## Task instructions:
Every line holding the word "color" counts once. Give the total, nothing more.

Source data
◆ ◆ ◆

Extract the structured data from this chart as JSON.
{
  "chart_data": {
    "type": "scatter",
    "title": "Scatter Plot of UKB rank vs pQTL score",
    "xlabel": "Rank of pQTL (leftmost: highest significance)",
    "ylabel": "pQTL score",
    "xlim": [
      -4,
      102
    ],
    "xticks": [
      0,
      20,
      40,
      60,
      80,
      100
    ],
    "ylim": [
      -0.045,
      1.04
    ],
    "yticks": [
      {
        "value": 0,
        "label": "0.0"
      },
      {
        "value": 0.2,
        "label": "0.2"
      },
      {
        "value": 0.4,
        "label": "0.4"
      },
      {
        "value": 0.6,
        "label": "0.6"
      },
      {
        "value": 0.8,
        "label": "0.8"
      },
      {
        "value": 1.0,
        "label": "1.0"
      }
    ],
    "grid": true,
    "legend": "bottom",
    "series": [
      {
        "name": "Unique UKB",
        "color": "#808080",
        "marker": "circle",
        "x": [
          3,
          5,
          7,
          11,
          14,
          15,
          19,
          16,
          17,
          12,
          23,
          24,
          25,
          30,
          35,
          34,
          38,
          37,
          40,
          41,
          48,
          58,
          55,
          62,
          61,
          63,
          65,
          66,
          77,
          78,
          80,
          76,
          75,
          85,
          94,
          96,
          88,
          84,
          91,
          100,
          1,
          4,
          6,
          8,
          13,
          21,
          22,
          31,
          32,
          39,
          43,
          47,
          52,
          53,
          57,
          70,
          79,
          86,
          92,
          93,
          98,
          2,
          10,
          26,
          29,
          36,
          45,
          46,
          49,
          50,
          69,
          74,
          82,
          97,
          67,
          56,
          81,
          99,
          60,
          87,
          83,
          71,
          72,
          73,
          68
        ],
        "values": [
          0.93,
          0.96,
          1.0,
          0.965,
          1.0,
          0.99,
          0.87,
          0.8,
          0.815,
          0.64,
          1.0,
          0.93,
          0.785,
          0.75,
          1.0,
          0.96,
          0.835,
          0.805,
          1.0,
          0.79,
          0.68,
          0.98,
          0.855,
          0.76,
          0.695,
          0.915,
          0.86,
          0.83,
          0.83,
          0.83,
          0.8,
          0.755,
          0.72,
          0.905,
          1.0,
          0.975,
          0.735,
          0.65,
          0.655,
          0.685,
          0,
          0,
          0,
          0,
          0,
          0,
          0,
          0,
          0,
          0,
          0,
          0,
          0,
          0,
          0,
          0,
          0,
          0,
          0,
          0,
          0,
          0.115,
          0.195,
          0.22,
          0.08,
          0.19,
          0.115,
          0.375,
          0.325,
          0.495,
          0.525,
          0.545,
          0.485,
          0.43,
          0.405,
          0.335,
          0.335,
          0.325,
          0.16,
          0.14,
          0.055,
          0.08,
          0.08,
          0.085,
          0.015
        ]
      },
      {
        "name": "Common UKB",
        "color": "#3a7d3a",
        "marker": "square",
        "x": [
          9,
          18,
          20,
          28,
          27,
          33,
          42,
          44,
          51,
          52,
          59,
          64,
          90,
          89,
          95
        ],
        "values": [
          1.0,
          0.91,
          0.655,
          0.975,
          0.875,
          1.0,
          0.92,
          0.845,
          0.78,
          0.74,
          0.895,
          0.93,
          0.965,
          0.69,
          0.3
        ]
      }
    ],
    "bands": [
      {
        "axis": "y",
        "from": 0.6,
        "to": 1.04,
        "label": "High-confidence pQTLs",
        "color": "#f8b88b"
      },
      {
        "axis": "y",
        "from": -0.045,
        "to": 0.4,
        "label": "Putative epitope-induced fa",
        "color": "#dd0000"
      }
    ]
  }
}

◆ ◆ ◆

## Finished exercise:
4